Collected data entries:

┌──

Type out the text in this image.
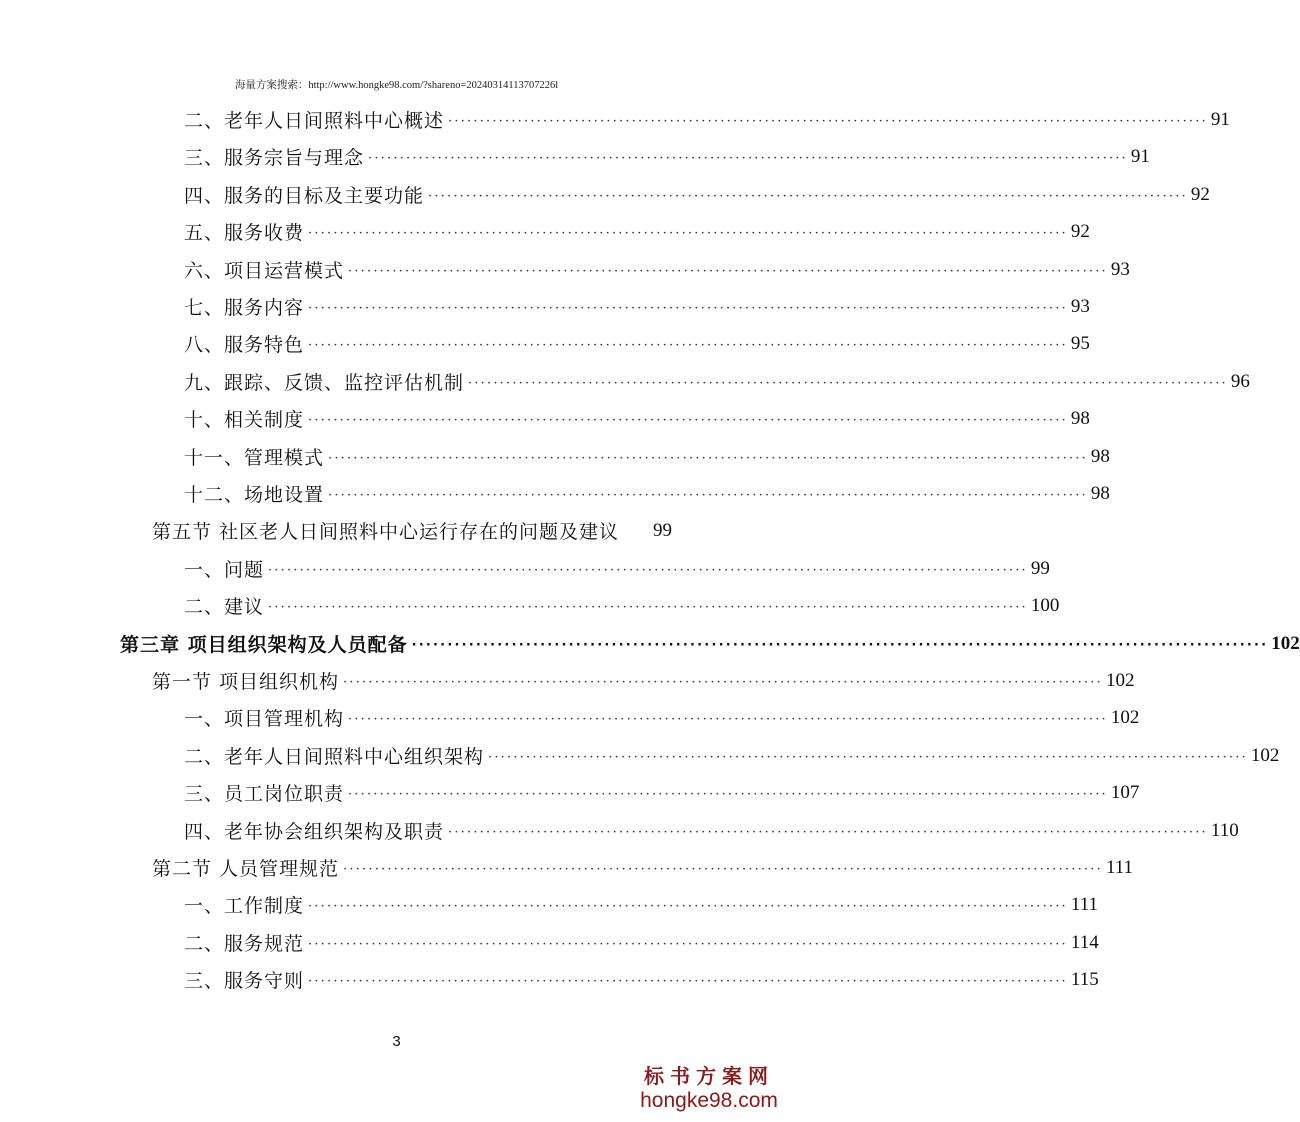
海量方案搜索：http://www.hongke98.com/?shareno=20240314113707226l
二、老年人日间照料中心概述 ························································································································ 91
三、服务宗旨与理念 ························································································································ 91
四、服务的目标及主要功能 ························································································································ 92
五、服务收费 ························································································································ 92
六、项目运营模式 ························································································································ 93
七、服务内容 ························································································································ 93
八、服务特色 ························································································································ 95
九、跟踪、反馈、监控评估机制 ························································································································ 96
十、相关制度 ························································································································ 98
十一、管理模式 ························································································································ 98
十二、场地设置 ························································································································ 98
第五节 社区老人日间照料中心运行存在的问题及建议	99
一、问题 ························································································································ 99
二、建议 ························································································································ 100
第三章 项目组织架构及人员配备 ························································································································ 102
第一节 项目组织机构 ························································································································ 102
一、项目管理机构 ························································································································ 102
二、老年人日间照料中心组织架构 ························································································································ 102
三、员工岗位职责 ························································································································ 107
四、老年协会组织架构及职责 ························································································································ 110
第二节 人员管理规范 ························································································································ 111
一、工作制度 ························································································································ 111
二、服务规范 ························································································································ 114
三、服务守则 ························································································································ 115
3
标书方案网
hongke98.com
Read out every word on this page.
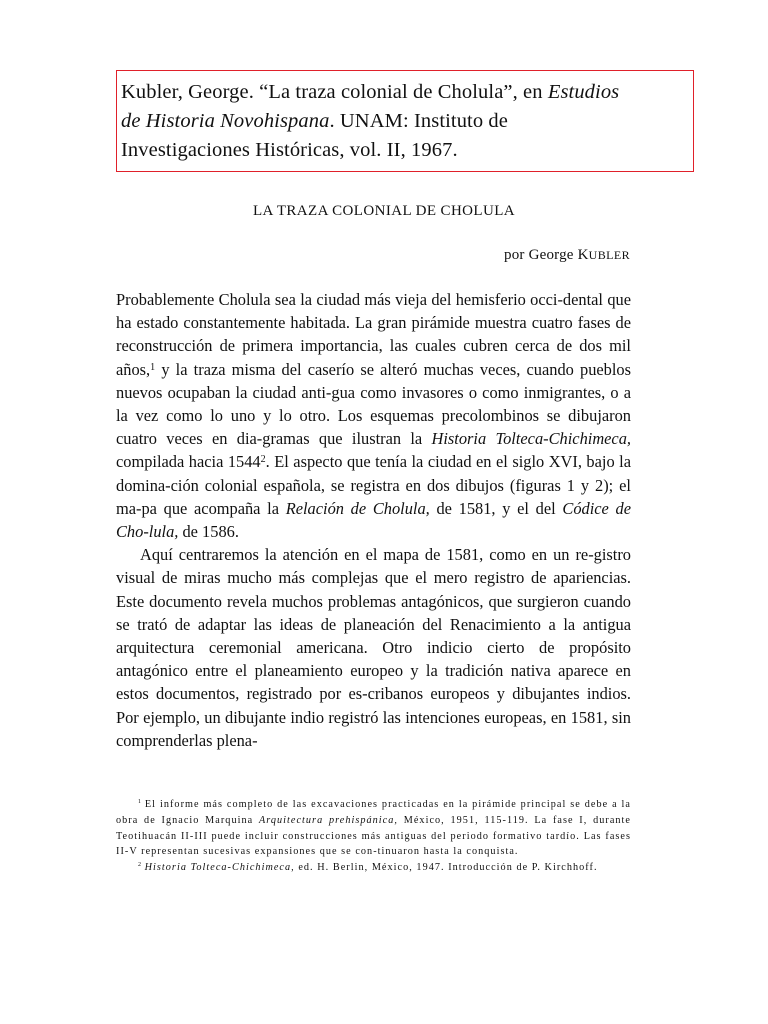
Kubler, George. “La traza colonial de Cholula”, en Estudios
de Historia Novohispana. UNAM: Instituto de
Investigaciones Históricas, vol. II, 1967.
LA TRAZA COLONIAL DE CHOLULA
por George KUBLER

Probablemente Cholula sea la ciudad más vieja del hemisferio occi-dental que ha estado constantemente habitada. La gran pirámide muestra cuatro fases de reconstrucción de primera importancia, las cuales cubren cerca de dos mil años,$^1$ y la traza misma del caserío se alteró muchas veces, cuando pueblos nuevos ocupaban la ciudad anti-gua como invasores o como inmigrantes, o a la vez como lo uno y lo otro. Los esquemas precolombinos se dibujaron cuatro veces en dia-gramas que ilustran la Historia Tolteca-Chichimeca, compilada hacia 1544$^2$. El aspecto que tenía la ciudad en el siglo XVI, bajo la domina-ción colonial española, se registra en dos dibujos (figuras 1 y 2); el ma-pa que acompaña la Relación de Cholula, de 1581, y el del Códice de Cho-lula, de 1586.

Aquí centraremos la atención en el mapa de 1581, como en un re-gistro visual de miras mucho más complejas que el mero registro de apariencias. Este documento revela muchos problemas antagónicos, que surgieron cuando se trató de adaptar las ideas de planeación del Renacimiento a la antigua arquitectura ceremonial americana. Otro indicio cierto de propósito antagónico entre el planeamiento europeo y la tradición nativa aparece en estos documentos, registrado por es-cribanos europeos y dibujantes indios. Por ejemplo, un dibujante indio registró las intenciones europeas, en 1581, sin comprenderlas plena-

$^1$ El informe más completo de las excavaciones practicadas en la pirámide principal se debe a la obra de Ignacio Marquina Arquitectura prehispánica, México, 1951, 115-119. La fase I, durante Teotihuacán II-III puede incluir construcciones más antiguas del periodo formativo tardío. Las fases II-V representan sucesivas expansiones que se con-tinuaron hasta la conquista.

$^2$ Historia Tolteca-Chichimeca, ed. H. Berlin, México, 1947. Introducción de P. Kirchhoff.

└──

Request:
Pull every line containing "this" from the data.

Task answer:
Type out the text in this image.
Read out every word on this page.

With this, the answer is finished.